Directions:
Pick out the lines containing "vapeur".
[Records for this exercise start]
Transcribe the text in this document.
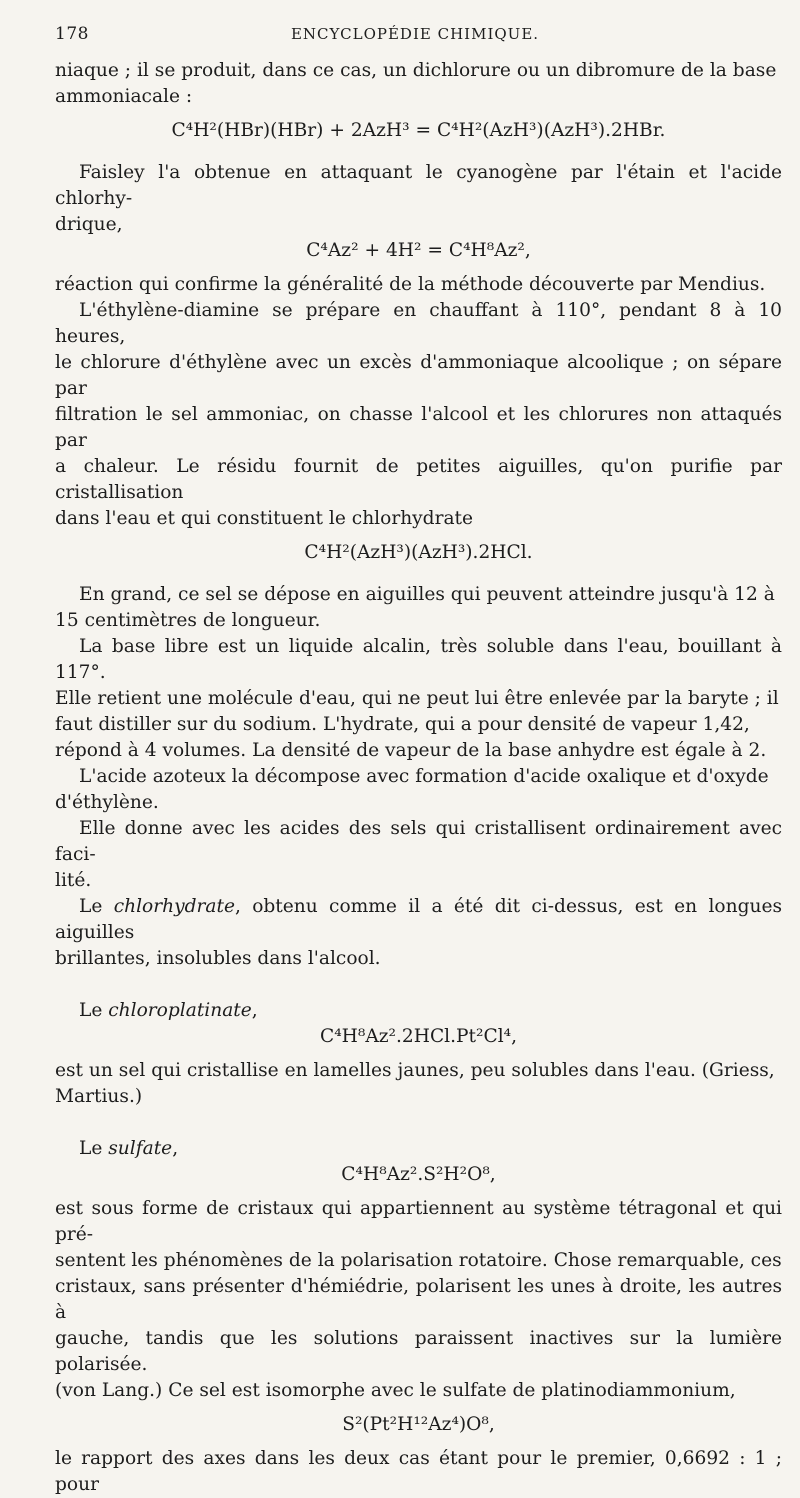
178	ENCYCLOPÉDIE CHIMIQUE.

niaque ; il se produit, dans ce cas, un dichlorure ou un dibromure de la base

ammoniacale :

C⁴H²(HBr)(HBr) + 2AzH³ = C⁴H²(AzH³)(AzH³).2HBr.

Faisley l'a obtenue en attaquant le cyanogène par l'étain et l'acide chlorhy-

drique,

C⁴Az² + 4H² = C⁴H⁸Az²,

réaction qui confirme la généralité de la méthode découverte par Mendius.

L'éthylène-diamine se prépare en chauffant à 110°, pendant 8 à 10 heures,

le chlorure d'éthylène avec un excès d'ammoniaque alcoolique ; on sépare par

filtration le sel ammoniac, on chasse l'alcool et les chlorures non attaqués par

a chaleur. Le résidu fournit de petites aiguilles, qu'on purifie par cristallisation

dans l'eau et qui constituent le chlorhydrate

C⁴H²(AzH³)(AzH³).2HCl.

En grand, ce sel se dépose en aiguilles qui peuvent atteindre jusqu'à 12 à

15 centimètres de longueur.

La base libre est un liquide alcalin, très soluble dans l'eau, bouillant à 117°.

Elle retient une molécule d'eau, qui ne peut lui être enlevée par la baryte ; il

faut distiller sur du sodium. L'hydrate, qui a pour densité de vapeur 1,42,

répond à 4 volumes. La densité de vapeur de la base anhydre est égale à 2.

L'acide azoteux la décompose avec formation d'acide oxalique et d'oxyde

d'éthylène.

Elle donne avec les acides des sels qui cristallisent ordinairement avec faci-

lité.

Le chlorhydrate, obtenu comme il a été dit ci-dessus, est en longues aiguilles

brillantes, insolubles dans l'alcool.

Le chloroplatinate,

C⁴H⁸Az².2HCl.Pt²Cl⁴,

est un sel qui cristallise en lamelles jaunes, peu solubles dans l'eau. (Griess,

Martius.)

Le sulfate,

C⁴H⁸Az².S²H²O⁸,

est sous forme de cristaux qui appartiennent au système tétragonal et qui pré-

sentent les phénomènes de la polarisation rotatoire. Chose remarquable, ces

cristaux, sans présenter d'hémiédrie, polarisent les unes à droite, les autres à

gauche, tandis que les solutions paraissent inactives sur la lumière polarisée.

(von Lang.) Ce sel est isomorphe avec le sulfate de platinodiammonium,

S²(Pt²H¹²Az⁴)O⁸,

le rapport des axes dans les deux cas étant pour le premier, 0,6692 : 1 ; pour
[Records for this exercise end]
Answer to the exercise:
faut distiller sur du sodium. L'hydrate, qui a pour densité de vapeur 1,42,
répond à 4 volumes. La densité de vapeur de la base anhydre est égale à 2.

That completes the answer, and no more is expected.